[EXERCISE]: Extract the full listing verbatim and drop any pictures from your copy.

--------------------------------

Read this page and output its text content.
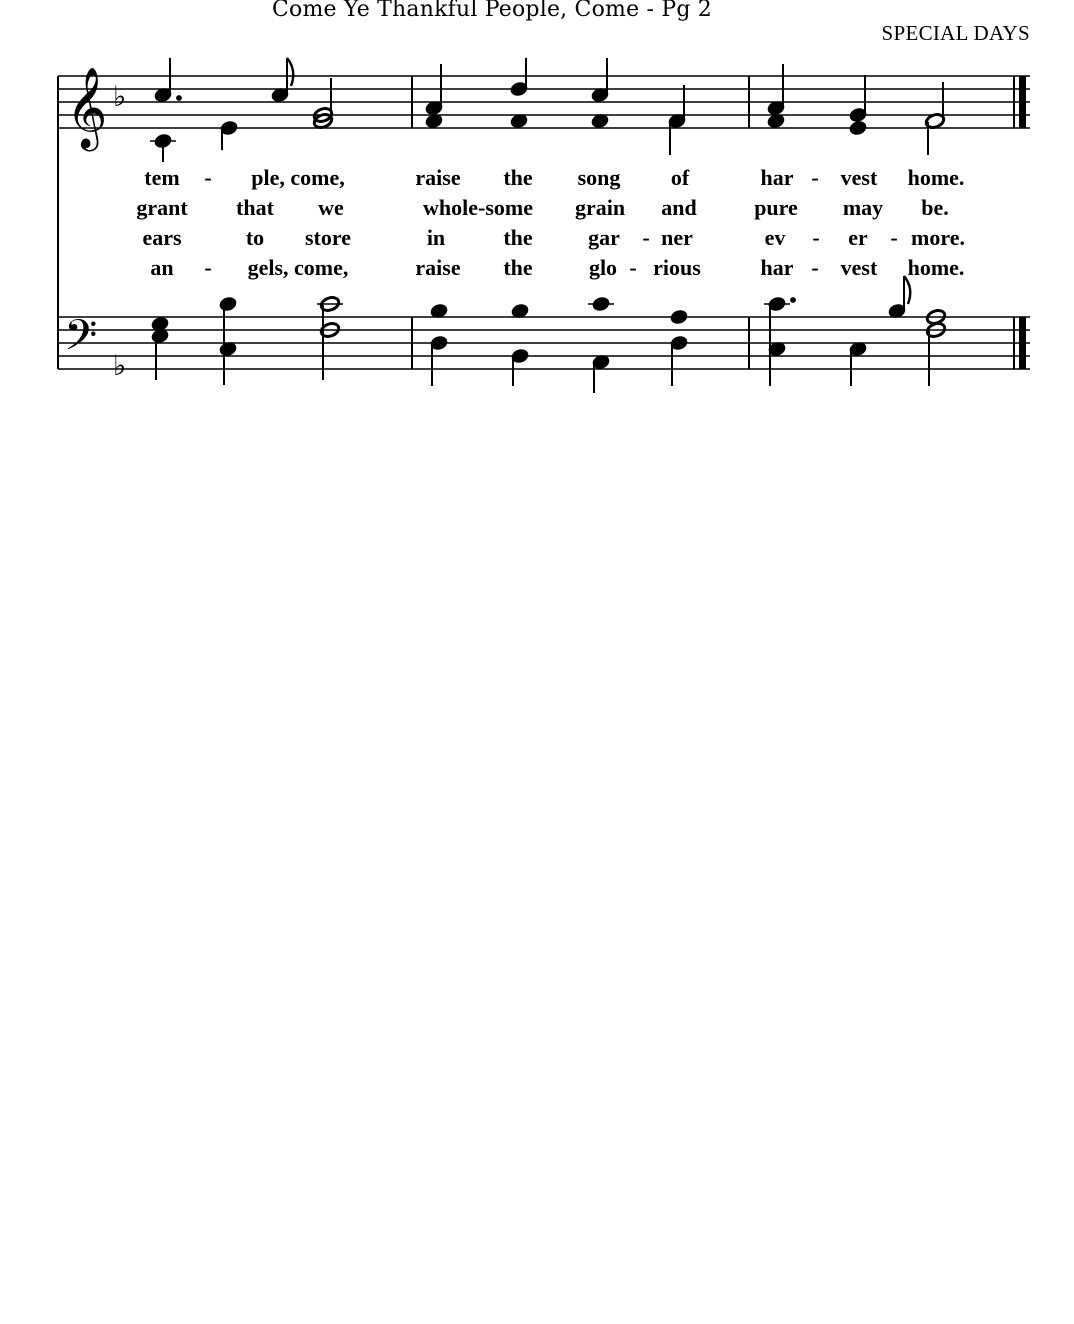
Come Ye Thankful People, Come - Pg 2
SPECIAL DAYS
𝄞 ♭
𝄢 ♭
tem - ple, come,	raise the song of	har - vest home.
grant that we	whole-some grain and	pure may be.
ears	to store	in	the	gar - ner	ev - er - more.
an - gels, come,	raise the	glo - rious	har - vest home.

--------------------------------

[FULL RESPONSE]:
Read this page and output its text content.
Come Ye Thankful People, Come - Pg 2
SPECIAL DAYS
𝄞 ♭
𝄢 ♭
tem - ple, come,	raise the song of	har - vest home.
grant that we	whole-some grain and	pure may be.
ears	to store	in	the	gar - ner	ev - er - more.
an - gels, come,	raise the	glo - rious	har - vest home.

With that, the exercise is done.